GIVEN TASK
Where does the string "elementos" appear? Copy every line of the entries below that holds it.

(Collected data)
--

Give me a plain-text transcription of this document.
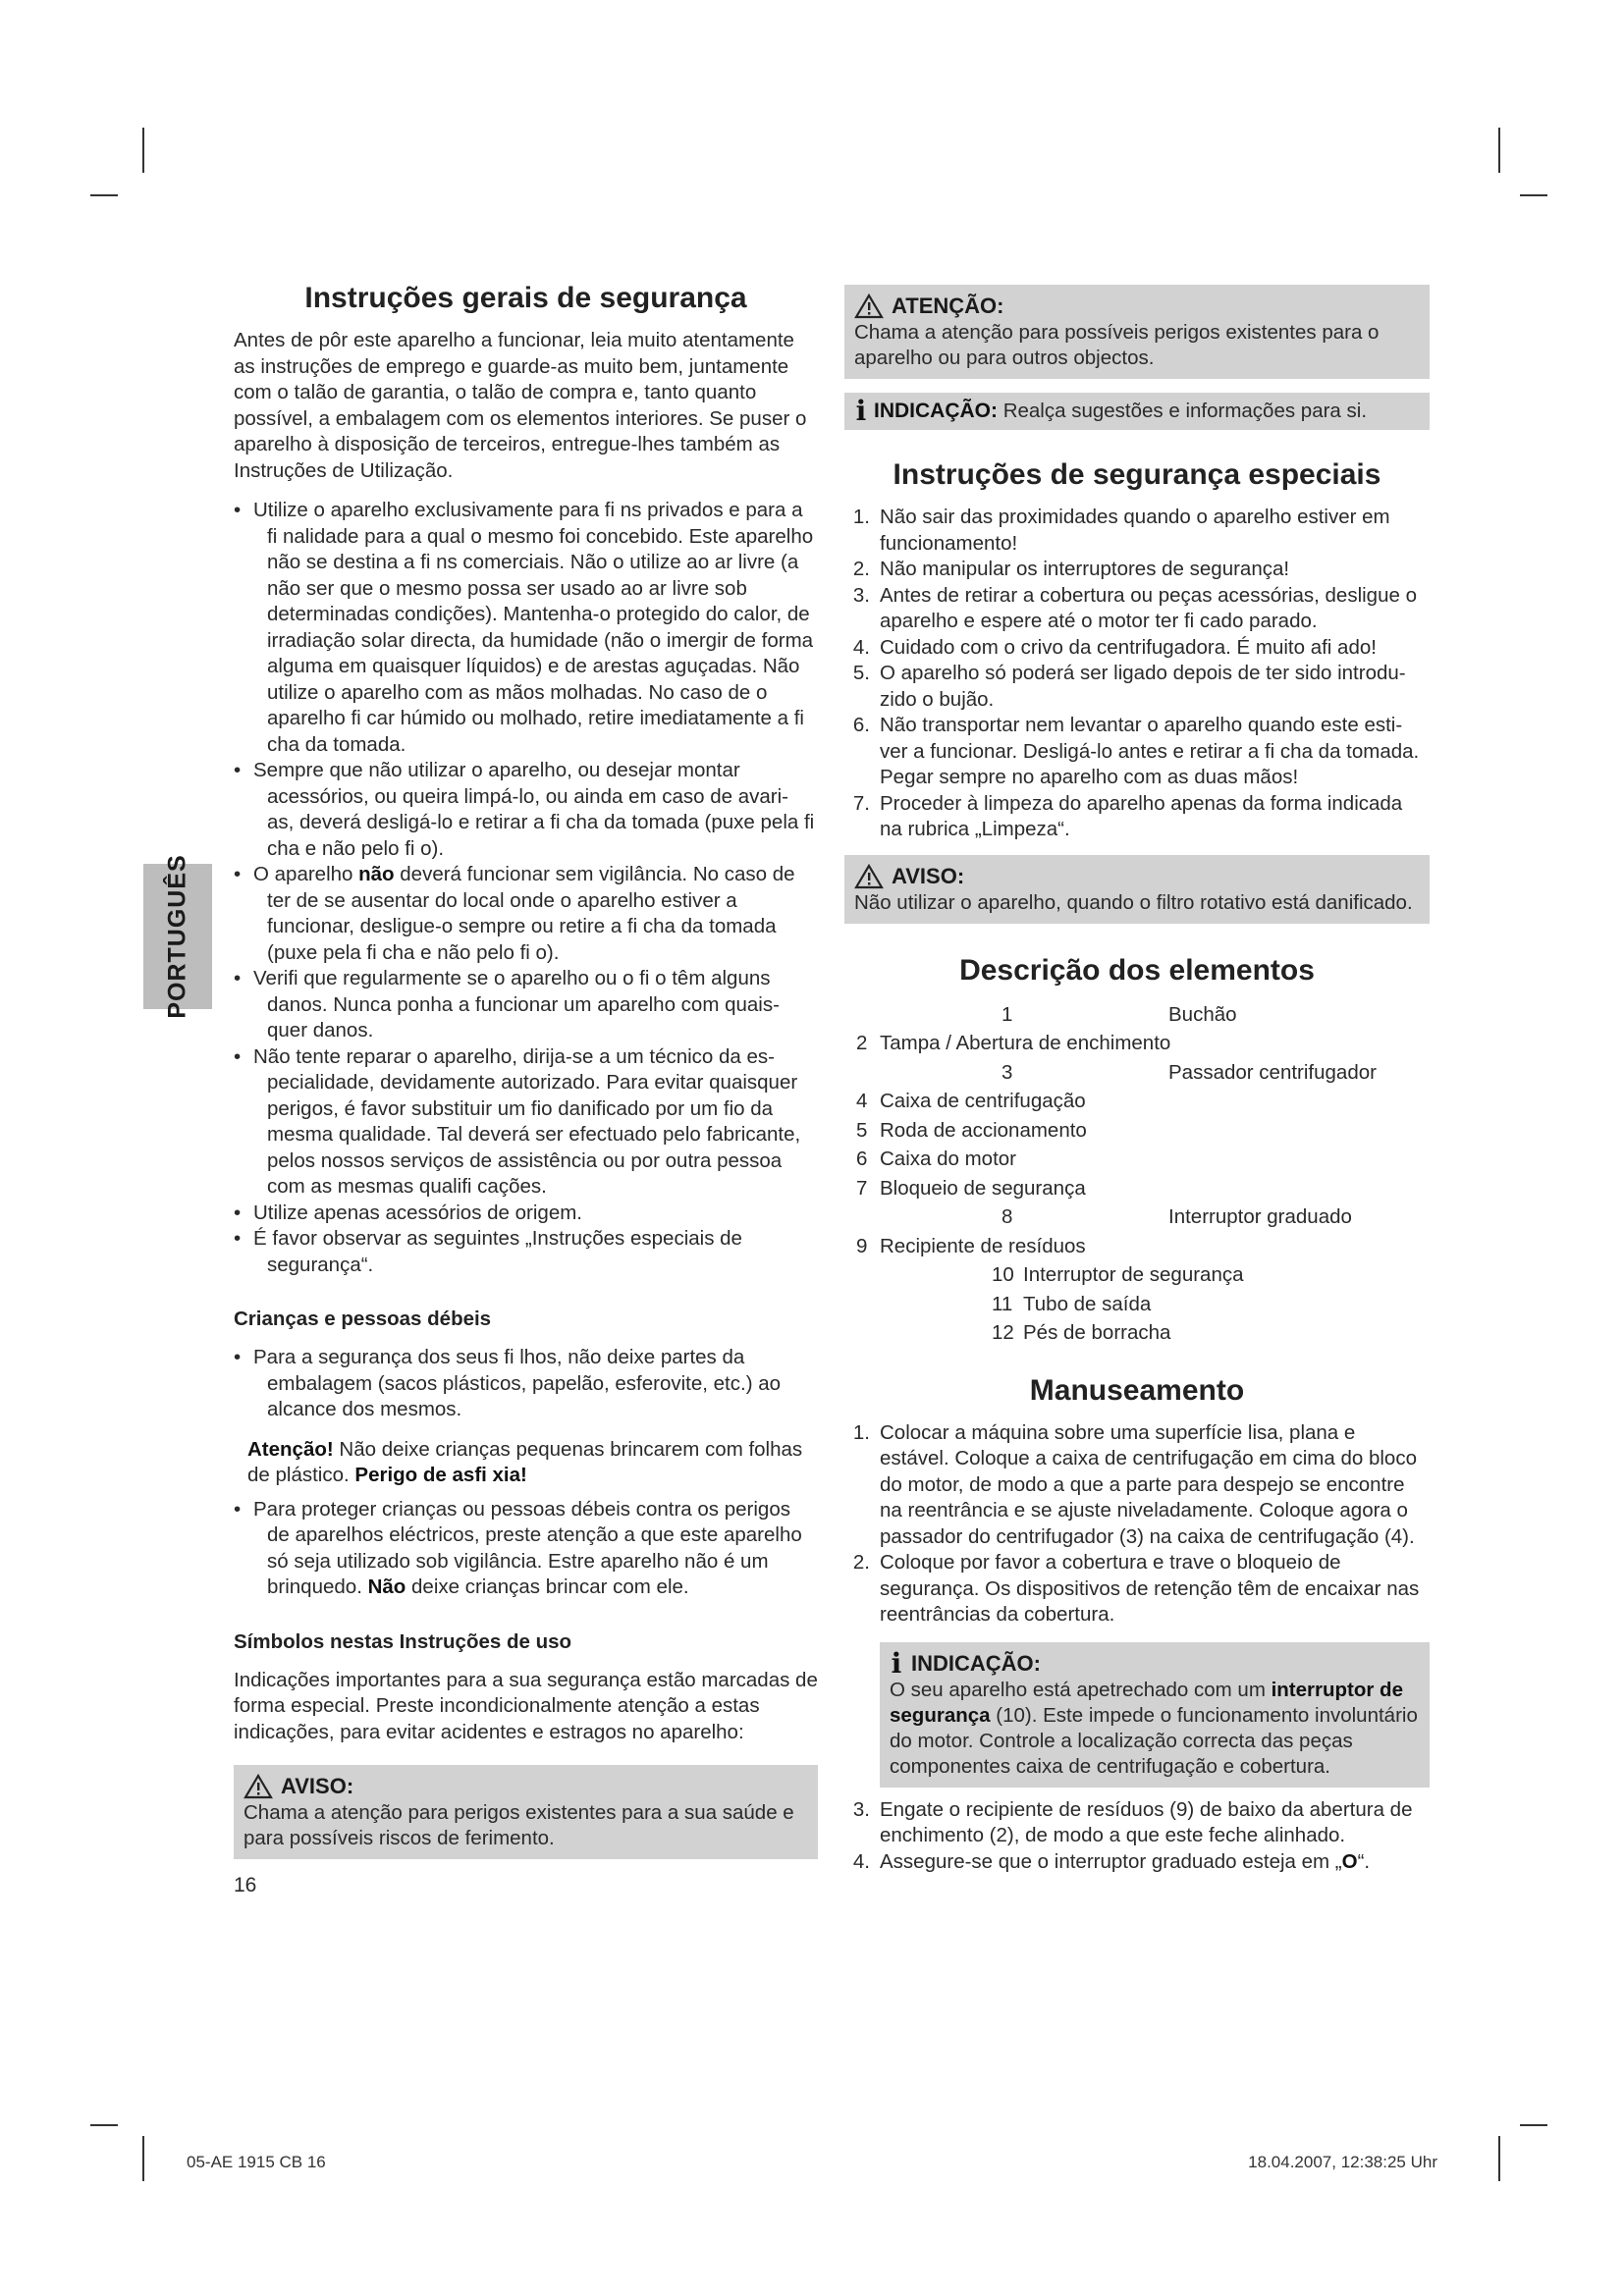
PORTUGUÊS
Instruções gerais de segurança

Antes de pôr este aparelho a funcionar, leia muito atentamente as instruções de emprego e guarde-as muito bem, juntamente com o talão de garantia, o talão de compra e, tanto quanto possível, a embalagem com os elementos interiores. Se puser o aparelho à disposição de terceiros, entregue-lhes também as Instruções de Utilização.

• Utilize o aparelho exclusivamente para fi ns privados e para a fi nalidade para a qual o mesmo foi concebido. Este aparelho não se destina a fi ns comerciais. Não o utilize ao ar livre (a não ser que o mesmo possa ser usado ao ar livre sob determinadas condições). Mantenha-o protegido do calor, de irradiação solar directa, da humidade (não o imergir de forma alguma em quaisquer líquidos) e de arestas aguçadas. Não utilize o aparelho com as mãos molhadas. No caso de o aparelho fi car húmido ou molhado, retire imediatamente a fi cha da tomada.
• Sempre que não utilizar o aparelho, ou desejar montar acessórios, ou queira limpá-lo, ou ainda em caso de avari- as, deverá desligá-lo e retirar a fi cha da tomada (puxe pela fi cha e não pelo fi o).
• O aparelho não deverá funcionar sem vigilância. No caso de ter de se ausentar do local onde o aparelho estiver a funcionar, desligue-o sempre ou retire a fi cha da tomada (puxe pela fi cha e não pelo fi o).
• Verifi que regularmente se o aparelho ou o fi o têm alguns danos. Nunca ponha a funcionar um aparelho com quais- quer danos.
• Não tente reparar o aparelho, dirija-se a um técnico da es- pecialidade, devidamente autorizado. Para evitar quaisquer perigos, é favor substituir um fio danificado por um fio da mesma qualidade. Tal deverá ser efectuado pelo fabricante, pelos nossos serviços de assistência ou por outra pessoa com as mesmas qualifi cações.
• Utilize apenas acessórios de origem.
• É favor observar as seguintes „Instruções especiais de segurança“.
Crianças e pessoas débeis
• Para a segurança dos seus fi lhos, não deixe partes da embalagem (sacos plásticos, papelão, esferovite, etc.) ao alcance dos mesmos.
Atenção! Não deixe crianças pequenas brincarem com folhas de plástico. Perigo de asfi xia!
• Para proteger crianças ou pessoas débeis contra os perigos de aparelhos eléctricos, preste atenção a que este aparelho só seja utilizado sob vigilância. Estre aparelho não é um brinquedo. Não deixe crianças brincar com ele.
Símbolos nestas Instruções de uso

Indicações importantes para a sua segurança estão marcadas de forma especial. Preste incondicionalmente atenção a estas indicações, para evitar acidentes e estragos no aparelho:

AVISO:
Chama a atenção para perigos existentes para a sua saúde e para possíveis riscos de ferimento.
16
ATENÇÃO:
Chama a atenção para possíveis perigos existentes para o aparelho ou para outros objectos.
i INDICAÇÃO: Realça sugestões e informações para si.
Instruções de segurança especiais
1. Não sair das proximidades quando o aparelho estiver em funcionamento!
2. Não manipular os interruptores de segurança!
3. Antes de retirar a cobertura ou peças acessórias, desligue o aparelho e espere até o motor ter fi cado parado.
4. Cuidado com o crivo da centrifugadora. É muito afi ado!
5. O aparelho só poderá ser ligado depois de ter sido introdu- zido o bujão.
6. Não transportar nem levantar o aparelho quando este esti- ver a funcionar. Desligá-lo antes e retirar a fi cha da tomada. Pegar sempre no aparelho com as duas mãos!
7. Proceder à limpeza do aparelho apenas da forma indicada na rubrica „Limpeza“.
AVISO:
Não utilizar o aparelho, quando o filtro rotativo está danificado.
Descrição dos elementos
1	Buchão
2 Tampa / Abertura de enchimento
3	Passador centrifugador
4 Caixa de centrifugação
5 Roda de accionamento
6 Caixa do motor
7 Bloqueio de segurança
8	Interruptor graduado
9 Recipiente de resíduos
10 Interruptor de segurança
11 Tubo de saída
12 Pés de borracha
Manuseamento
1. Colocar a máquina sobre uma superfície lisa, plana e estável. Coloque a caixa de centrifugação em cima do bloco do motor, de modo a que a parte para despejo se encontre na reentrância e se ajuste niveladamente. Coloque agora o passador do centrifugador (3) na caixa de centrifugação (4).
2. Coloque por favor a cobertura e trave o bloqueio de segurança. Os dispositivos de retenção têm de encaixar nas reentrâncias da cobertura.
i INDICAÇÃO:
O seu aparelho está apetrechado com um interruptor de segurança (10). Este impede o funcionamento involuntário do motor. Controle a localização correcta das peças componentes caixa de centrifugação e cobertura.
3. Engate o recipiente de resíduos (9) de baixo da abertura de enchimento (2), de modo a que este feche alinhado.
4. Assegure-se que o interruptor graduado esteja em „O“.
05-AE 1915 CB 16	18.04.2007, 12:38:25 Uhr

--

REPLY
Antes de pôr este aparelho a funcionar, leia muito atentamente as instruções de emprego e guarde-as muito bem, juntamente com o talão de garantia, o talão de compra e, tanto quanto possível, a embalagem com os elementos interiores. Se puser o aparelho à disposição de terceiros, entregue-lhes também as Instruções de Utilização.
Descrição dos elementos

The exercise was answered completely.